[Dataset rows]
● ● ● ●
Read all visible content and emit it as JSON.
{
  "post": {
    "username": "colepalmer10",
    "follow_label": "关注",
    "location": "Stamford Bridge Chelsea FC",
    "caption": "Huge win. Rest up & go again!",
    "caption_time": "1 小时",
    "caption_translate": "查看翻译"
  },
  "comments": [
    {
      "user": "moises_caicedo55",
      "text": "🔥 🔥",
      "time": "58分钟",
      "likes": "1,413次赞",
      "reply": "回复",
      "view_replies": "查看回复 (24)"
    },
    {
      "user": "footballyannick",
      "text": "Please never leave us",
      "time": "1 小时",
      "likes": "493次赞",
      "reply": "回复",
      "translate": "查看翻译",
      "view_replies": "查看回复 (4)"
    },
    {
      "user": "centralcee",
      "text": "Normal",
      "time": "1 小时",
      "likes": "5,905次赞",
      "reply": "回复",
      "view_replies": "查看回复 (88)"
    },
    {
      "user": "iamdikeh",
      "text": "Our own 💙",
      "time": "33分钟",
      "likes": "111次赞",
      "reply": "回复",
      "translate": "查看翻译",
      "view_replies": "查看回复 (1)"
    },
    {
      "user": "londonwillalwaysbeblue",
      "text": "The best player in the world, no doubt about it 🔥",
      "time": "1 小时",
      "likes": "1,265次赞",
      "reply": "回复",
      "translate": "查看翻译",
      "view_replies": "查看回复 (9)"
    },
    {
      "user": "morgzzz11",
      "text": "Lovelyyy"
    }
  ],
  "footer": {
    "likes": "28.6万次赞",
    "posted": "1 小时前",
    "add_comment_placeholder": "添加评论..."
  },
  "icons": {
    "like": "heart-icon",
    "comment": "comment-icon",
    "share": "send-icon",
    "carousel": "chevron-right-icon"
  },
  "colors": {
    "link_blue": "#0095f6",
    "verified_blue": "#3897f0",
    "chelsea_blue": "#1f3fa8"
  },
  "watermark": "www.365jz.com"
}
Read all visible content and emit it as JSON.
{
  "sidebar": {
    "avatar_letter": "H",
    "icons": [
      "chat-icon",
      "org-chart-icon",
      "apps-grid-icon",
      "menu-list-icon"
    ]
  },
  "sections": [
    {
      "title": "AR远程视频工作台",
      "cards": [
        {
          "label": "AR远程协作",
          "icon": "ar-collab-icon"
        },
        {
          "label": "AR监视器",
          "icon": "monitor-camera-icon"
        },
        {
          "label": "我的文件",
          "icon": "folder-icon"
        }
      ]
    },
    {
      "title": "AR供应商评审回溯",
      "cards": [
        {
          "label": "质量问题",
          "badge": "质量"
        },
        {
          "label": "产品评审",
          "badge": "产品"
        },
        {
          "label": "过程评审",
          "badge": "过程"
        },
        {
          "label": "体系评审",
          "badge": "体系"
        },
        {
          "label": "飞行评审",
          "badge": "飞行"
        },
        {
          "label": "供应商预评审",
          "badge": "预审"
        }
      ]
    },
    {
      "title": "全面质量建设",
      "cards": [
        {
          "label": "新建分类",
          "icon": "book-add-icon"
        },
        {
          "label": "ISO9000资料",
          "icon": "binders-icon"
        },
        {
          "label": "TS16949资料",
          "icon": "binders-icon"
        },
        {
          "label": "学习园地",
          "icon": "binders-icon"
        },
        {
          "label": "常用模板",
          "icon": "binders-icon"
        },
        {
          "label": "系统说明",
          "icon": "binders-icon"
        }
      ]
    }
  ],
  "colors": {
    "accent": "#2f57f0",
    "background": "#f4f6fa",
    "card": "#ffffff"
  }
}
● ● ● ●
## DIRECTIONS
Your task is to gather all lines from the entries above that hold the word "badge".

## TASK SOLUTION
          "badge": "质量"
          "badge": "产品"
          "badge": "过程"
          "badge": "体系"
          "badge": "飞行"
          "badge": "预审"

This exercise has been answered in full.